== Materials provided ==

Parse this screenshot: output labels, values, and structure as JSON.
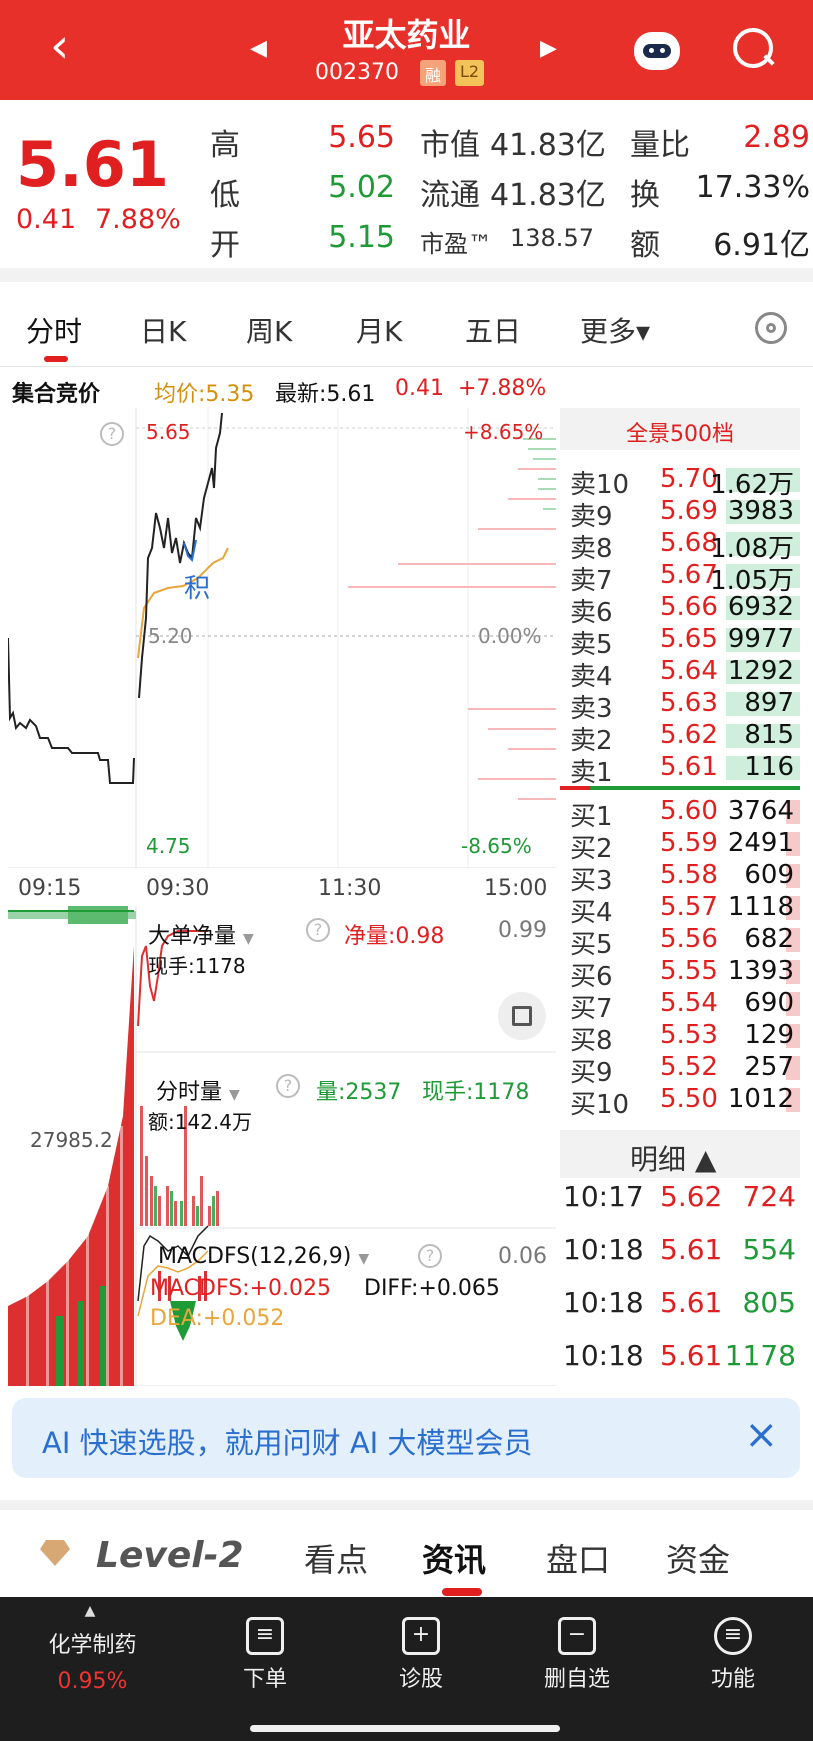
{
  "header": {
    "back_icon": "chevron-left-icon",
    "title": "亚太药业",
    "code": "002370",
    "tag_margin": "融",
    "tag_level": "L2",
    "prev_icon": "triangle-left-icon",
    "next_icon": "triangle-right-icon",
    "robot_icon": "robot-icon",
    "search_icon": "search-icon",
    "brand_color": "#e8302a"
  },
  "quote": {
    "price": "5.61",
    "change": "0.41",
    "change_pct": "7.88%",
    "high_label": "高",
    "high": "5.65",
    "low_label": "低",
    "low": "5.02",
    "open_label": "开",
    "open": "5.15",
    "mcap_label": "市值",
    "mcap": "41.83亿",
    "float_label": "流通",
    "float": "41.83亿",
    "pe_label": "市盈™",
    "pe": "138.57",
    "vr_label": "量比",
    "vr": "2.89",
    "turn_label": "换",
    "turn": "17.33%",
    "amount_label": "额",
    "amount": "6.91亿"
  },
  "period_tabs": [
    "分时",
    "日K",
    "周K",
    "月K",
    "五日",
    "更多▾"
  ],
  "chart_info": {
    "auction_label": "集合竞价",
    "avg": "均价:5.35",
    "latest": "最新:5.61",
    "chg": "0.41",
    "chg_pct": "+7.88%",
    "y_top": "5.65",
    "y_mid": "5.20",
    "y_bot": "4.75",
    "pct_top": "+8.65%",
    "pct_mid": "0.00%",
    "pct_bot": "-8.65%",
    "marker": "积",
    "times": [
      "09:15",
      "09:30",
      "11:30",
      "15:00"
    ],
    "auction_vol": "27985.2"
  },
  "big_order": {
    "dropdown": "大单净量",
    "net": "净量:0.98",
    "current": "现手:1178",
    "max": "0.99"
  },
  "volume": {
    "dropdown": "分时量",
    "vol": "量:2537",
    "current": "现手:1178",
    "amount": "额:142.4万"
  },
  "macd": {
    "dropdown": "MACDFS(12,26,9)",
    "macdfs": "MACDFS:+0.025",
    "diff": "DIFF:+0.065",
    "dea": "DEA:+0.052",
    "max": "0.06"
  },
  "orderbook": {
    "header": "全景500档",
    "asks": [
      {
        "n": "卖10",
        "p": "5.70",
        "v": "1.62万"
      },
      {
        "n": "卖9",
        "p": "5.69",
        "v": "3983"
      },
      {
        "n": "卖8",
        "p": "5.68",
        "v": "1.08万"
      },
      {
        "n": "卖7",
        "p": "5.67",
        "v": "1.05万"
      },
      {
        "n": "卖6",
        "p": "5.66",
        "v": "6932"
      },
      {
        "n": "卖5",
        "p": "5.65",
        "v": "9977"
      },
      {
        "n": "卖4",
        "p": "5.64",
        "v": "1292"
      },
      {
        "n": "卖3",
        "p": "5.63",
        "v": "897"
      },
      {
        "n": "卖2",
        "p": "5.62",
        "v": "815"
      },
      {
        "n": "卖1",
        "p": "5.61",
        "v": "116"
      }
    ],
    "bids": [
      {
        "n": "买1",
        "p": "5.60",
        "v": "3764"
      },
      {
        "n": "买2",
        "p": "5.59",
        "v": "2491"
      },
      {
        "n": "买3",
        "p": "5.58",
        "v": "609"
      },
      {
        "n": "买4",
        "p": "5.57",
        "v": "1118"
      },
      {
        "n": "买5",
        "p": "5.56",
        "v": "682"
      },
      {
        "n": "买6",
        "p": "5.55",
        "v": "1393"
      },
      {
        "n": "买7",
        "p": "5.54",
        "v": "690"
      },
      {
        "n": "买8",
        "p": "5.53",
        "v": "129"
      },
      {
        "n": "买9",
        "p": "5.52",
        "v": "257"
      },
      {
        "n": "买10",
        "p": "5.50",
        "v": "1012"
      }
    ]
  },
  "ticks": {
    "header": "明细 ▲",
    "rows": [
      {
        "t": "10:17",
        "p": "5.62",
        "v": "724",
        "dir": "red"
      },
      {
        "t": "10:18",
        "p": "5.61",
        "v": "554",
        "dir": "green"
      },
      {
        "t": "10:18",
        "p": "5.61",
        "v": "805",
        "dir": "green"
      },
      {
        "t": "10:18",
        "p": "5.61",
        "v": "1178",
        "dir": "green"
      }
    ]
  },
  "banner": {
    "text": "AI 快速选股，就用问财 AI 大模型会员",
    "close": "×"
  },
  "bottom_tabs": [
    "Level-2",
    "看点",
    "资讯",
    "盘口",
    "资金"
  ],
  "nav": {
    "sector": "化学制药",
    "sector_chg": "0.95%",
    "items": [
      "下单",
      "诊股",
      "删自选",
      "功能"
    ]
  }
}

===

| Exercise task |
Copy every line in the listing above where the string "left" turns up.

| Complete response |
    "back_icon": "chevron-left-icon",
    "prev_icon": "triangle-left-icon",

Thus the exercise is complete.